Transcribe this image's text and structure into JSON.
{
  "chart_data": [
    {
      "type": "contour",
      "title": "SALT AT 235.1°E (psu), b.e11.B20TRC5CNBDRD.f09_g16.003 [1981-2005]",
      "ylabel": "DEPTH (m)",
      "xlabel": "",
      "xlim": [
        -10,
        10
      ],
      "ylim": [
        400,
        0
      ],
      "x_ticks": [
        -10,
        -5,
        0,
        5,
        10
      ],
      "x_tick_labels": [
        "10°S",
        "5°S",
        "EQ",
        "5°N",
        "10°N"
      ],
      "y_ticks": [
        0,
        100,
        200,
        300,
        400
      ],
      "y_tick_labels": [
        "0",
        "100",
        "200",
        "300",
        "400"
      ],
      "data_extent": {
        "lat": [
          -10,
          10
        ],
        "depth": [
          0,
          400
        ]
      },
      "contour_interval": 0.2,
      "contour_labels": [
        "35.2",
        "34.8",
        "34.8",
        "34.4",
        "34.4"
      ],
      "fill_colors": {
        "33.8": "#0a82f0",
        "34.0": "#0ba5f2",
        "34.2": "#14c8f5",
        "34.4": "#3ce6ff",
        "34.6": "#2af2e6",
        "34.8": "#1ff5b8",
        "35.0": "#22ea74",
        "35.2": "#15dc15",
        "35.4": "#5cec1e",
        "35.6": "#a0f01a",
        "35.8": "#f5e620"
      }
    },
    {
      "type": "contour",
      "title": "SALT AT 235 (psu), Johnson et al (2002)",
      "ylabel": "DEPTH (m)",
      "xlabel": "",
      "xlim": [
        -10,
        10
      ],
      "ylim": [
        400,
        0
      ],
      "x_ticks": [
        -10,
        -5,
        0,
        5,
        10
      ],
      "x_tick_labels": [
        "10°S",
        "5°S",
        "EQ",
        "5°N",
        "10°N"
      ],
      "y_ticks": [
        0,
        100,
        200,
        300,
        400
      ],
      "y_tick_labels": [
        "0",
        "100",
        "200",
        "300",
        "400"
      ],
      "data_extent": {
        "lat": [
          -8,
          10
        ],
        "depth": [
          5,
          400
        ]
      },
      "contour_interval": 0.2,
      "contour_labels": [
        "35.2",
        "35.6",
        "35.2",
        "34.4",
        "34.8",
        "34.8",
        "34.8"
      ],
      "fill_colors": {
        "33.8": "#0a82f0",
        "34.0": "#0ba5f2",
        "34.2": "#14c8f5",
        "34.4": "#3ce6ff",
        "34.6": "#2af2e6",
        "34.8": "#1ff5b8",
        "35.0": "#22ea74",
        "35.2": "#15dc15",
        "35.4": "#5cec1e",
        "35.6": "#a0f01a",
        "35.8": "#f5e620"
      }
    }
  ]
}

Aim of the exercise: Return only the count of lines in the records that hold the word "SALT".

Result of the exercise: 2